### THE RECORDS
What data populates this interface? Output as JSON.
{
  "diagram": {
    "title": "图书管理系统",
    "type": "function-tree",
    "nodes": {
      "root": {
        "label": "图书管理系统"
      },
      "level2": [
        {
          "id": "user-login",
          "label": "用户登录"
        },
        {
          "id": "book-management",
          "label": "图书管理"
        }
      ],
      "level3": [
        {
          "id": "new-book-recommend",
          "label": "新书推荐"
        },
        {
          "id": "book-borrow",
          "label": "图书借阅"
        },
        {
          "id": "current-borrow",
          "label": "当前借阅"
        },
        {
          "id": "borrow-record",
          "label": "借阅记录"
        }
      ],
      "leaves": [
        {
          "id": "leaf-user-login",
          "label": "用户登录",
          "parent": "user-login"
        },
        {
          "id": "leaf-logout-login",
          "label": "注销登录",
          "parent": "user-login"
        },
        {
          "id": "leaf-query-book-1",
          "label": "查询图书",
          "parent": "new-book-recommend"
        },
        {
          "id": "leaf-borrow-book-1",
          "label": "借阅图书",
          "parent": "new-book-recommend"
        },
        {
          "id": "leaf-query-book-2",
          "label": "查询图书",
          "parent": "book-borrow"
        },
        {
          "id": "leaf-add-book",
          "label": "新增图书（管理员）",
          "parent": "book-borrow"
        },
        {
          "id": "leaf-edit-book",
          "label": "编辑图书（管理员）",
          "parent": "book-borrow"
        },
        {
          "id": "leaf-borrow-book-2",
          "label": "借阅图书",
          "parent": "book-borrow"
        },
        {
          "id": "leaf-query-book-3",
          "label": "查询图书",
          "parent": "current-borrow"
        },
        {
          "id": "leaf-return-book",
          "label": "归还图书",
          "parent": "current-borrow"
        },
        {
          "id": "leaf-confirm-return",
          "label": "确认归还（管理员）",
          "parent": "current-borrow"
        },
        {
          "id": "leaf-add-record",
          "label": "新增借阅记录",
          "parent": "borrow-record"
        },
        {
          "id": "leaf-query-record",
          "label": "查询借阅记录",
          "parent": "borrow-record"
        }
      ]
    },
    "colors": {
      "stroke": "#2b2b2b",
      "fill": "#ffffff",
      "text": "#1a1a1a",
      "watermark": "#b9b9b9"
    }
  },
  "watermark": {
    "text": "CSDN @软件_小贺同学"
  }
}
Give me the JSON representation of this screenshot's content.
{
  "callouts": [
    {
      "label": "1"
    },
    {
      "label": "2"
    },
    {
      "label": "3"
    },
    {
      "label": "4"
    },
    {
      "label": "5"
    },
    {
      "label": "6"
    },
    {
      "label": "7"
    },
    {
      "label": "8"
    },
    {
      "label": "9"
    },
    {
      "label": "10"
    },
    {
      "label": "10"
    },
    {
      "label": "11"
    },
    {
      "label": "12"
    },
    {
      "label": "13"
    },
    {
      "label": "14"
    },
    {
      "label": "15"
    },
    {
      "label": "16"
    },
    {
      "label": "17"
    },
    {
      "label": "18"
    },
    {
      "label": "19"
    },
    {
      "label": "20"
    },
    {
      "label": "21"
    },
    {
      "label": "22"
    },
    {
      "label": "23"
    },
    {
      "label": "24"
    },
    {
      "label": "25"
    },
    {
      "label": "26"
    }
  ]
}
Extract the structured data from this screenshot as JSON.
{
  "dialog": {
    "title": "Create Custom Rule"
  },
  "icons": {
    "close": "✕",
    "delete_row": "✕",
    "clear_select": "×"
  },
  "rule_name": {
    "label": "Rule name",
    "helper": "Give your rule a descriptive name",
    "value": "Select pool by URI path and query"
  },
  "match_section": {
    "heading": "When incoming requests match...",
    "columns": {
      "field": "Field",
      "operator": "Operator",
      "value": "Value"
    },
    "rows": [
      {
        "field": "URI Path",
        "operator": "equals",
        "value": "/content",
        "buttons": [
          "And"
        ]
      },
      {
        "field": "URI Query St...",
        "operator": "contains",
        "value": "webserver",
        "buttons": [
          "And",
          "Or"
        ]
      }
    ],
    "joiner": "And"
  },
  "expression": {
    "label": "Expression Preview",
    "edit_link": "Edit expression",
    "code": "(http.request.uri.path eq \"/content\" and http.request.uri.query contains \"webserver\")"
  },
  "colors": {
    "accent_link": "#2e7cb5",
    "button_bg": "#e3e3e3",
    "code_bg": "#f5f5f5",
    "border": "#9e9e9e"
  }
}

### PROMPT
From the listing above, reproduce all the lines exactly.

### REPLY
What data populates this interface? Output as JSON.
{
  "diagram": {
    "title": "图书管理系统",
    "type": "function-tree",
    "nodes": {
      "root": {
        "label": "图书管理系统"
      },
      "level2": [
        {
          "id": "user-login",
          "label": "用户登录"
        },
        {
          "id": "book-management",
          "label": "图书管理"
        }
      ],
      "level3": [
        {
          "id": "new-book-recommend",
          "label": "新书推荐"
        },
        {
          "id": "book-borrow",
          "label": "图书借阅"
        },
        {
          "id": "current-borrow",
          "label": "当前借阅"
        },
        {
          "id": "borrow-record",
          "label": "借阅记录"
        }
      ],
      "leaves": [
        {
          "id": "leaf-user-login",
          "label": "用户登录",
          "parent": "user-login"
        },
        {
          "id": "leaf-logout-login",
          "label": "注销登录",
          "parent": "user-login"
        },
        {
          "id": "leaf-query-book-1",
          "label": "查询图书",
          "parent": "new-book-recommend"
        },
        {
          "id": "leaf-borrow-book-1",
          "label": "借阅图书",
          "parent": "new-book-recommend"
        },
        {
          "id": "leaf-query-book-2",
          "label": "查询图书",
          "parent": "book-borrow"
        },
        {
          "id": "leaf-add-book",
          "label": "新增图书（管理员）",
          "parent": "book-borrow"
        },
        {
          "id": "leaf-edit-book",
          "label": "编辑图书（管理员）",
          "parent": "book-borrow"
        },
        {
          "id": "leaf-borrow-book-2",
          "label": "借阅图书",
          "parent": "book-borrow"
        },
        {
          "id": "leaf-query-book-3",
          "label": "查询图书",
          "parent": "current-borrow"
        },
        {
          "id": "leaf-return-book",
          "label": "归还图书",
          "parent": "current-borrow"
        },
        {
          "id": "leaf-confirm-return",
          "label": "确认归还（管理员）",
          "parent": "current-borrow"
        },
        {
          "id": "leaf-add-record",
          "label": "新增借阅记录",
          "parent": "borrow-record"
        },
        {
          "id": "leaf-query-record",
          "label": "查询借阅记录",
          "parent": "borrow-record"
        }
      ]
    },
    "colors": {
      "stroke": "#2b2b2b",
      "fill": "#ffffff",
      "text": "#1a1a1a",
      "watermark": "#b9b9b9"
    }
  },
  "watermark": {
    "text": "CSDN @软件_小贺同学"
  }
}
Give me the JSON representation of this screenshot's content.
{
  "callouts": [
    {
      "label": "1"
    },
    {
      "label": "2"
    },
    {
      "label": "3"
    },
    {
      "label": "4"
    },
    {
      "label": "5"
    },
    {
      "label": "6"
    },
    {
      "label": "7"
    },
    {
      "label": "8"
    },
    {
      "label": "9"
    },
    {
      "label": "10"
    },
    {
      "label": "10"
    },
    {
      "label": "11"
    },
    {
      "label": "12"
    },
    {
      "label": "13"
    },
    {
      "label": "14"
    },
    {
      "label": "15"
    },
    {
      "label": "16"
    },
    {
      "label": "17"
    },
    {
      "label": "18"
    },
    {
      "label": "19"
    },
    {
      "label": "20"
    },
    {
      "label": "21"
    },
    {
      "label": "22"
    },
    {
      "label": "23"
    },
    {
      "label": "24"
    },
    {
      "label": "25"
    },
    {
      "label": "26"
    }
  ]
}
Extract the structured data from this screenshot as JSON.
{
  "dialog": {
    "title": "Create Custom Rule"
  },
  "icons": {
    "close": "✕",
    "delete_row": "✕",
    "clear_select": "×"
  },
  "rule_name": {
    "label": "Rule name",
    "helper": "Give your rule a descriptive name",
    "value": "Select pool by URI path and query"
  },
  "match_section": {
    "heading": "When incoming requests match...",
    "columns": {
      "field": "Field",
      "operator": "Operator",
      "value": "Value"
    },
    "rows": [
      {
        "field": "URI Path",
        "operator": "equals",
        "value": "/content",
        "buttons": [
          "And"
        ]
      },
      {
        "field": "URI Query St...",
        "operator": "contains",
        "value": "webserver",
        "buttons": [
          "And",
          "Or"
        ]
      }
    ],
    "joiner": "And"
  },
  "expression": {
    "label": "Expression Preview",
    "edit_link": "Edit expression",
    "code": "(http.request.uri.path eq \"/content\" and http.request.uri.query contains \"webserver\")"
  },
  "colors": {
    "accent_link": "#2e7cb5",
    "button_bg": "#e3e3e3",
    "code_bg": "#f5f5f5",
    "border": "#9e9e9e"
  }
}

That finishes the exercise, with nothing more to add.